Request
Copy every line of the entries that includes the word "коток".

═══ Records to process ═══

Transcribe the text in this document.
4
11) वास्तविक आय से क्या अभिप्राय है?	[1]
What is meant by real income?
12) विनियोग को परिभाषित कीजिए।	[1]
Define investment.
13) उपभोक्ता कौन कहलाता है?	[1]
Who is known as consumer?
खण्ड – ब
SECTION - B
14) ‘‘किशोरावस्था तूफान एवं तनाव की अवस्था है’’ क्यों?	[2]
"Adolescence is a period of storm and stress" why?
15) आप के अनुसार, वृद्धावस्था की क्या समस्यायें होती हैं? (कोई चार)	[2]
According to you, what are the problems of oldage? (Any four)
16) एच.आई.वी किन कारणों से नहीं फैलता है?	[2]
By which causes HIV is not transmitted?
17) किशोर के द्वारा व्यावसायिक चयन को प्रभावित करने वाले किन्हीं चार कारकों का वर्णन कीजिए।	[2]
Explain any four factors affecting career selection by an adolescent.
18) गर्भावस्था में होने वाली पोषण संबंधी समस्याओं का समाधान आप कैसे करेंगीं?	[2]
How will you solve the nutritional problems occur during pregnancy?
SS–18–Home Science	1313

═══
═══ Records to process ═══

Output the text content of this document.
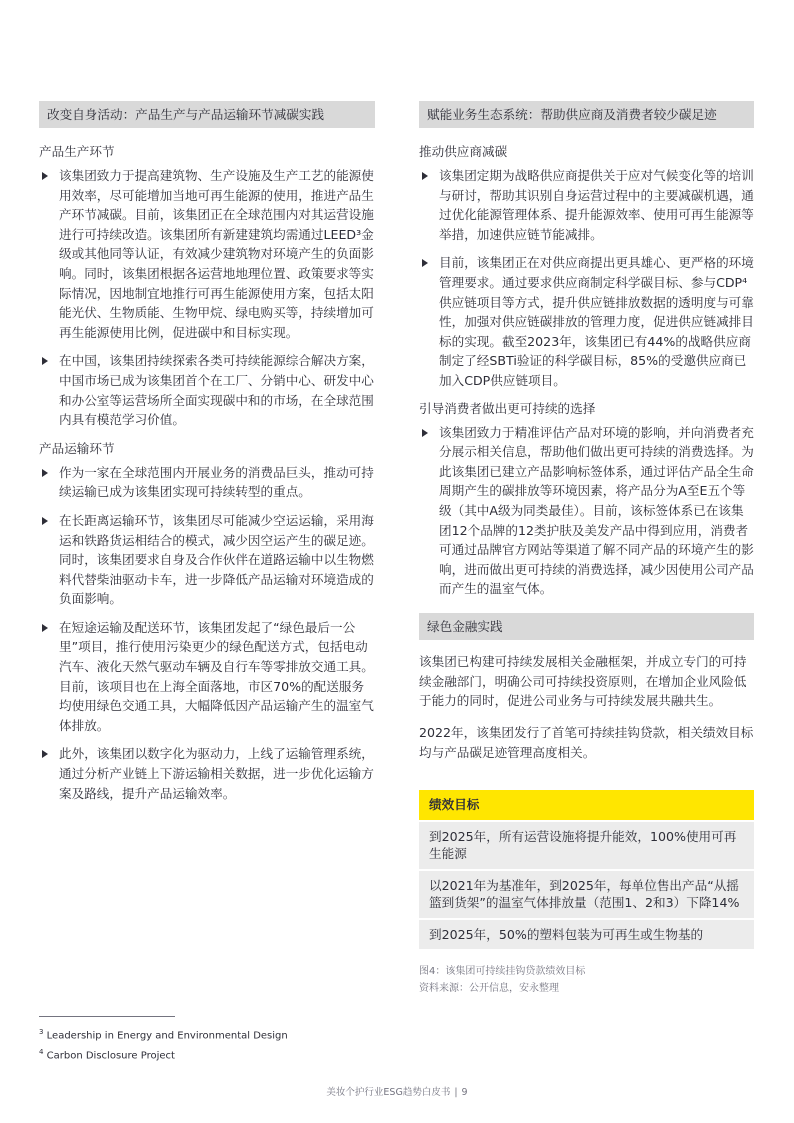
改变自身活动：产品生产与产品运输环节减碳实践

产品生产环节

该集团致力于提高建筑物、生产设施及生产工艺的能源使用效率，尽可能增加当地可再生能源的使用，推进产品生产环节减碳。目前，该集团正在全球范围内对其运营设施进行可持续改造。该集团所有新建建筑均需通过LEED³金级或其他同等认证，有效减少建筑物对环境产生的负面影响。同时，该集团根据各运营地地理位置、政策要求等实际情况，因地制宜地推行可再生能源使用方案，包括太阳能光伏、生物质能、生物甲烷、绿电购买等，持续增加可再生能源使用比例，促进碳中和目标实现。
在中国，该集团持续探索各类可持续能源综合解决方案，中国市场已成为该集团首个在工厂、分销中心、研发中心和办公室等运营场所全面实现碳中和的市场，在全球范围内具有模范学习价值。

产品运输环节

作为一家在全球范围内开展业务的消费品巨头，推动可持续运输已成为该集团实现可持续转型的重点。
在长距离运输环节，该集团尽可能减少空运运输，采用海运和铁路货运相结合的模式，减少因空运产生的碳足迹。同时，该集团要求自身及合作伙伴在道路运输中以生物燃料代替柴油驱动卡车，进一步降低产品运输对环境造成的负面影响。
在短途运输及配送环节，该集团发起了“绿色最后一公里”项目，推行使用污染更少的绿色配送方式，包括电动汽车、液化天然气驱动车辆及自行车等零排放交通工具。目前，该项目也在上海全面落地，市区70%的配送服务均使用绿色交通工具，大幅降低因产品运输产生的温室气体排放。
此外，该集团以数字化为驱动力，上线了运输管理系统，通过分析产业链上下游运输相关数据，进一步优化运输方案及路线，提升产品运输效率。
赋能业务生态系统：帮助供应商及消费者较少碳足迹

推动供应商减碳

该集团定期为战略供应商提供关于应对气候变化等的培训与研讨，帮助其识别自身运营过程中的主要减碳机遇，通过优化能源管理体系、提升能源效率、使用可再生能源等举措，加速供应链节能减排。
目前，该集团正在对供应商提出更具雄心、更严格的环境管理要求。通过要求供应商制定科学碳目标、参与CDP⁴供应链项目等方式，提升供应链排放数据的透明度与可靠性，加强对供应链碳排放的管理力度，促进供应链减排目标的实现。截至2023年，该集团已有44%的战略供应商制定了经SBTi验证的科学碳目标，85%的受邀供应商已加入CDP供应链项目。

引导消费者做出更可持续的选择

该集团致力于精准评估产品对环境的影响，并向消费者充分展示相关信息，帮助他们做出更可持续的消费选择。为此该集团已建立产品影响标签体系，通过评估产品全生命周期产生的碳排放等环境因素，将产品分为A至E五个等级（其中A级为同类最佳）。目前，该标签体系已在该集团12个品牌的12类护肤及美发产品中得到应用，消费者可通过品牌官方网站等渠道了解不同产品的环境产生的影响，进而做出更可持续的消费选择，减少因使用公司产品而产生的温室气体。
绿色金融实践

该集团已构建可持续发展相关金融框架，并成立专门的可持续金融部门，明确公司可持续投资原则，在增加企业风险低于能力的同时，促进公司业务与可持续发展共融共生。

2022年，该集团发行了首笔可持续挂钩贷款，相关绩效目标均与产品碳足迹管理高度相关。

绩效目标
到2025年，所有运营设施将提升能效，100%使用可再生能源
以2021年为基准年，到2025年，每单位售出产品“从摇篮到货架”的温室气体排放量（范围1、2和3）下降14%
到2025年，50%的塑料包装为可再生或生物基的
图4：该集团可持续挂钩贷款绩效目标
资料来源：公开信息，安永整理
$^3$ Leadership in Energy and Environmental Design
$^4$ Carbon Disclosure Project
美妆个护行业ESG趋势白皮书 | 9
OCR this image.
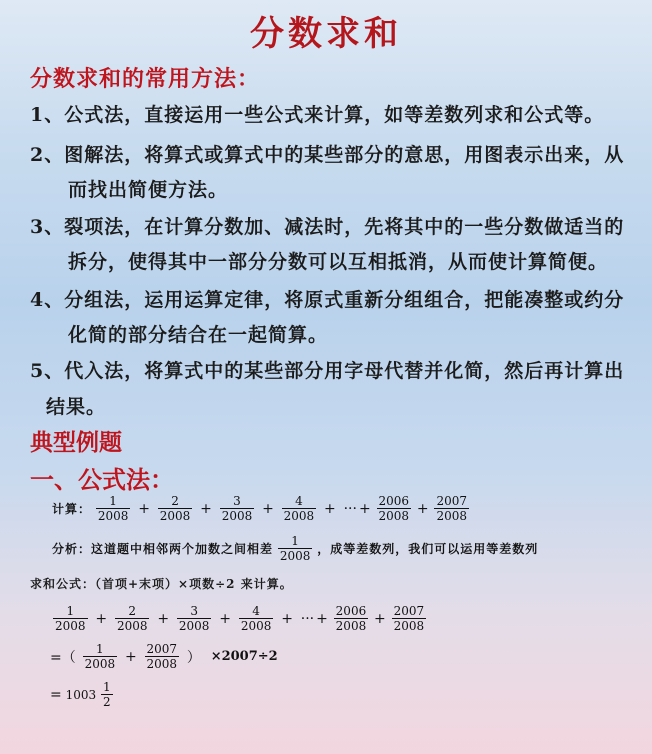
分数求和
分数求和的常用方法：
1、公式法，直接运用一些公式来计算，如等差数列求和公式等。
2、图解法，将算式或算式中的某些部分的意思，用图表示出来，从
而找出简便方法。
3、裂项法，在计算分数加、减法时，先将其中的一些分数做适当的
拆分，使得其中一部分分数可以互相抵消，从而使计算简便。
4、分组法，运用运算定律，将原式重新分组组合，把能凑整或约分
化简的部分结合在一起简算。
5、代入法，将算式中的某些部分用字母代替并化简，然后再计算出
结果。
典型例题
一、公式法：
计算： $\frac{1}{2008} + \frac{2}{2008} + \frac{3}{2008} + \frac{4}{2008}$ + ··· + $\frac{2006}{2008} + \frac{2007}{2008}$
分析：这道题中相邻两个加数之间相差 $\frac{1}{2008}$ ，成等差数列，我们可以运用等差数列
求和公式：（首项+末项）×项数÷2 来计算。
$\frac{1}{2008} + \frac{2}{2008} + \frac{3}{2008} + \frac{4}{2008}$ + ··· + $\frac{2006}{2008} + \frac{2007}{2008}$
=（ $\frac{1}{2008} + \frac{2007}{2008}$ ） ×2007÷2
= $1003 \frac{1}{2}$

═══
═══ Records to process ═══

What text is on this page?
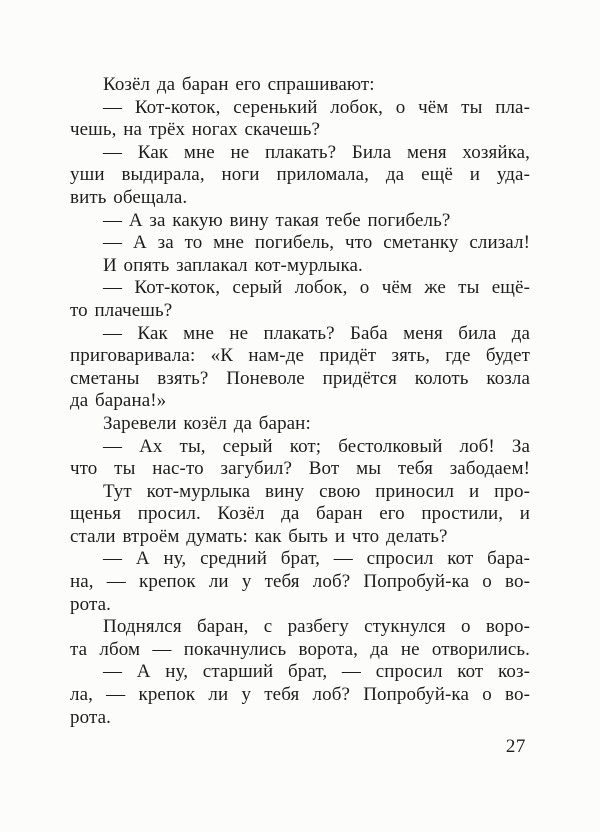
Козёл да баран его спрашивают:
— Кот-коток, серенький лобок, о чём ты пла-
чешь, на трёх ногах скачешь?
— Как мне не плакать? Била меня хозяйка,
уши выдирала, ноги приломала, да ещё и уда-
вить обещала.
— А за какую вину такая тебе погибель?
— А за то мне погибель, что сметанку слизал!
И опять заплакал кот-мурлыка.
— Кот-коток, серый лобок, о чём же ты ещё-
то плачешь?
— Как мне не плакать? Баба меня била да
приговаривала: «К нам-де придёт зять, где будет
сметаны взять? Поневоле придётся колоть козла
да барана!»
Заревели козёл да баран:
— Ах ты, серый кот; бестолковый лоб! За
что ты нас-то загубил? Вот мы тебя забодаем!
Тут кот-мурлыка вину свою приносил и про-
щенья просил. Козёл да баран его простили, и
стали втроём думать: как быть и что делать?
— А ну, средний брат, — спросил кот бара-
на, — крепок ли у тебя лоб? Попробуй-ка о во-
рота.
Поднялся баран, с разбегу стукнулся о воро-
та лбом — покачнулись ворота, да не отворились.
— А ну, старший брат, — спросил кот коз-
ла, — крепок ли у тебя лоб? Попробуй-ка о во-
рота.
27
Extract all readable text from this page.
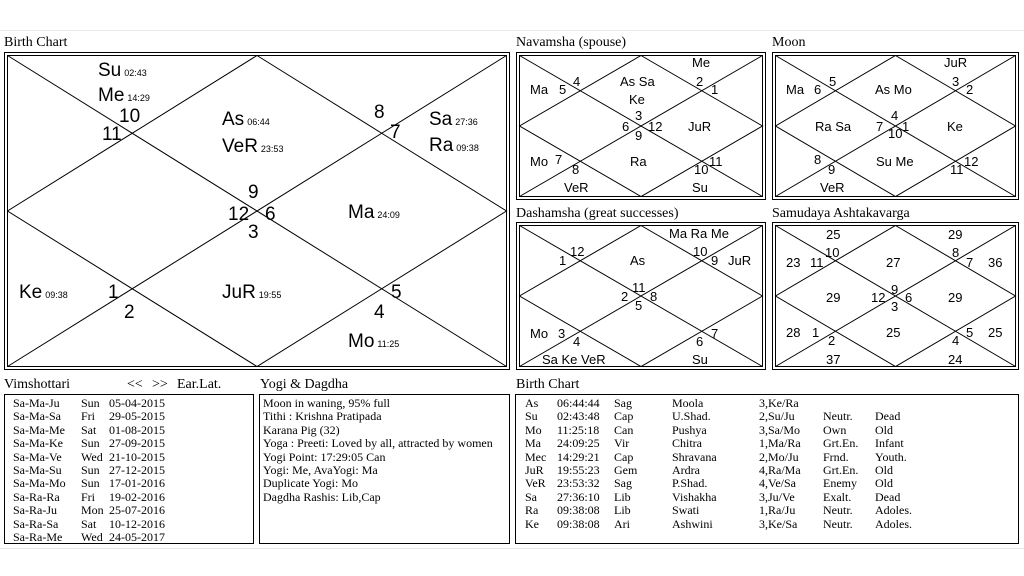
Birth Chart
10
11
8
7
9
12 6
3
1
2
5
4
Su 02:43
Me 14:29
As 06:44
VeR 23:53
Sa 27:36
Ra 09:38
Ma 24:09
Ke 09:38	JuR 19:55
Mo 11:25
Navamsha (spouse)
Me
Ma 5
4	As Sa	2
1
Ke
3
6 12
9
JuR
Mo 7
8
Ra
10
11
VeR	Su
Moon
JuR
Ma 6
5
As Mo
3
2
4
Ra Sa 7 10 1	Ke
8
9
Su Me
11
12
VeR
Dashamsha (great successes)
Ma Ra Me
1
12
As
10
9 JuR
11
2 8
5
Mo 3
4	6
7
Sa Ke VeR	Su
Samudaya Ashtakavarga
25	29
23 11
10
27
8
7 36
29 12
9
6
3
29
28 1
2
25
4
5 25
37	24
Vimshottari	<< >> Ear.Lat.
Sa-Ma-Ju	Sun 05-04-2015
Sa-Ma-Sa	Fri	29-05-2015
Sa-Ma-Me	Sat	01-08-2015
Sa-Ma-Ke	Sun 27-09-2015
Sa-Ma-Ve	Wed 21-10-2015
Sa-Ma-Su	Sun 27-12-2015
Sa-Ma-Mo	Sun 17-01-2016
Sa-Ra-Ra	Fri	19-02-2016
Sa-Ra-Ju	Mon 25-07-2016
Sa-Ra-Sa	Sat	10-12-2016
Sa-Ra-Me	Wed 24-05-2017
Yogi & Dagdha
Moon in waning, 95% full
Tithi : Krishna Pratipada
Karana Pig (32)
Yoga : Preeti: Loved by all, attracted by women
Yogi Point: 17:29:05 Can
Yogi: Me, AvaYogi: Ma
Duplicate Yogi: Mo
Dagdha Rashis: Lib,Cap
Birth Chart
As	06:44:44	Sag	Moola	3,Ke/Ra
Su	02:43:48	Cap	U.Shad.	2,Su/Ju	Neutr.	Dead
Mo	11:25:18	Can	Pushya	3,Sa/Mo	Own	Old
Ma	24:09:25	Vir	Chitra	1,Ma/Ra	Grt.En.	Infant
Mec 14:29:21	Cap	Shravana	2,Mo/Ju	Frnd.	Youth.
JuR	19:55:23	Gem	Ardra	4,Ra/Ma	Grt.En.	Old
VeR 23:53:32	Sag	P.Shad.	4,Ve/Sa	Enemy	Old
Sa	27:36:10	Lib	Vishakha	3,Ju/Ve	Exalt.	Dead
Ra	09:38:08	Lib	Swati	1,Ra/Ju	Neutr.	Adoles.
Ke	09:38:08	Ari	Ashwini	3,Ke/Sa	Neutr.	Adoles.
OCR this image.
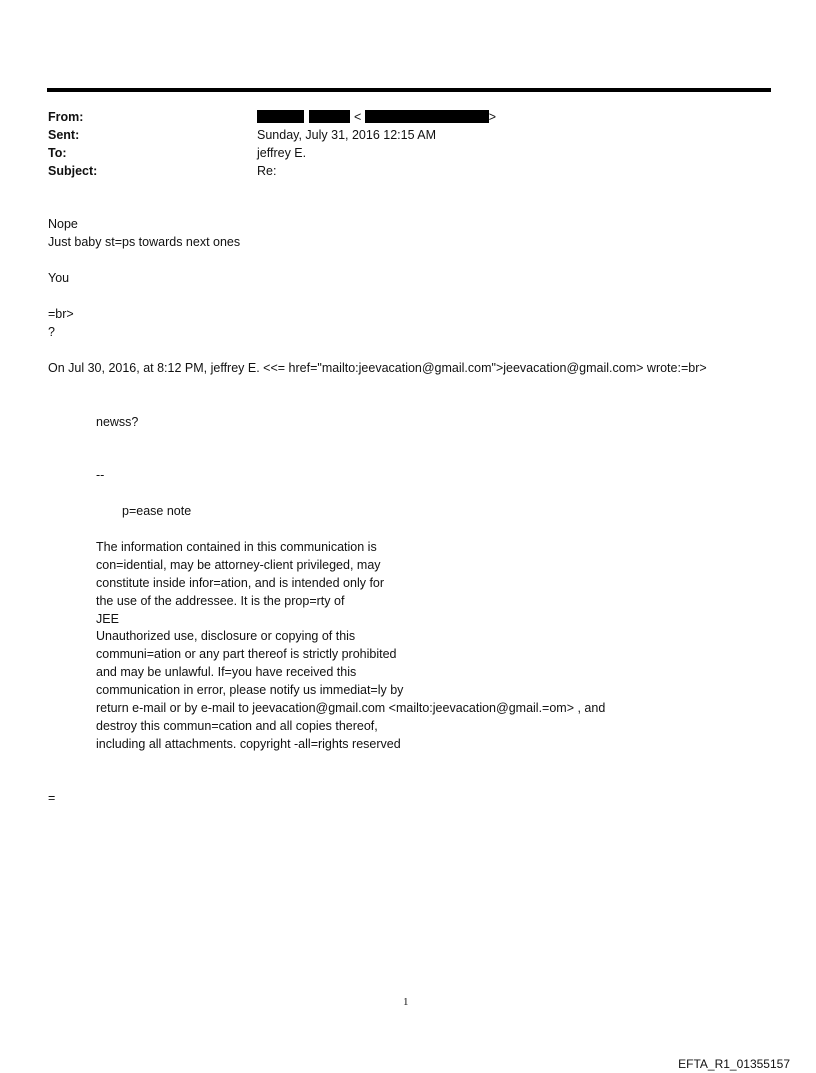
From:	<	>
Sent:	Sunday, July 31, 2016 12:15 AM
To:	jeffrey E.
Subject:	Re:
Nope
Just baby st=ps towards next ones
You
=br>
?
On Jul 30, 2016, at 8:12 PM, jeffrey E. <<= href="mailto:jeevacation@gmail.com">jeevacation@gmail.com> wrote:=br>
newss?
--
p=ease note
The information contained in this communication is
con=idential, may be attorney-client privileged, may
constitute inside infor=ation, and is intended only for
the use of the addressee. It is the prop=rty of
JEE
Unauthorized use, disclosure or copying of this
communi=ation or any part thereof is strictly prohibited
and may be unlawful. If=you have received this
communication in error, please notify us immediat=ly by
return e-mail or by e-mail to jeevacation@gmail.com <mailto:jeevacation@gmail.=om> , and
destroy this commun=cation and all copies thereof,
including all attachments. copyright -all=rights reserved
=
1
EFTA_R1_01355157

═══

Result below
— Кот-коток, серенький лобок, о чём ты пла-
— Кот-коток, серый лобок, о чём же ты ещё-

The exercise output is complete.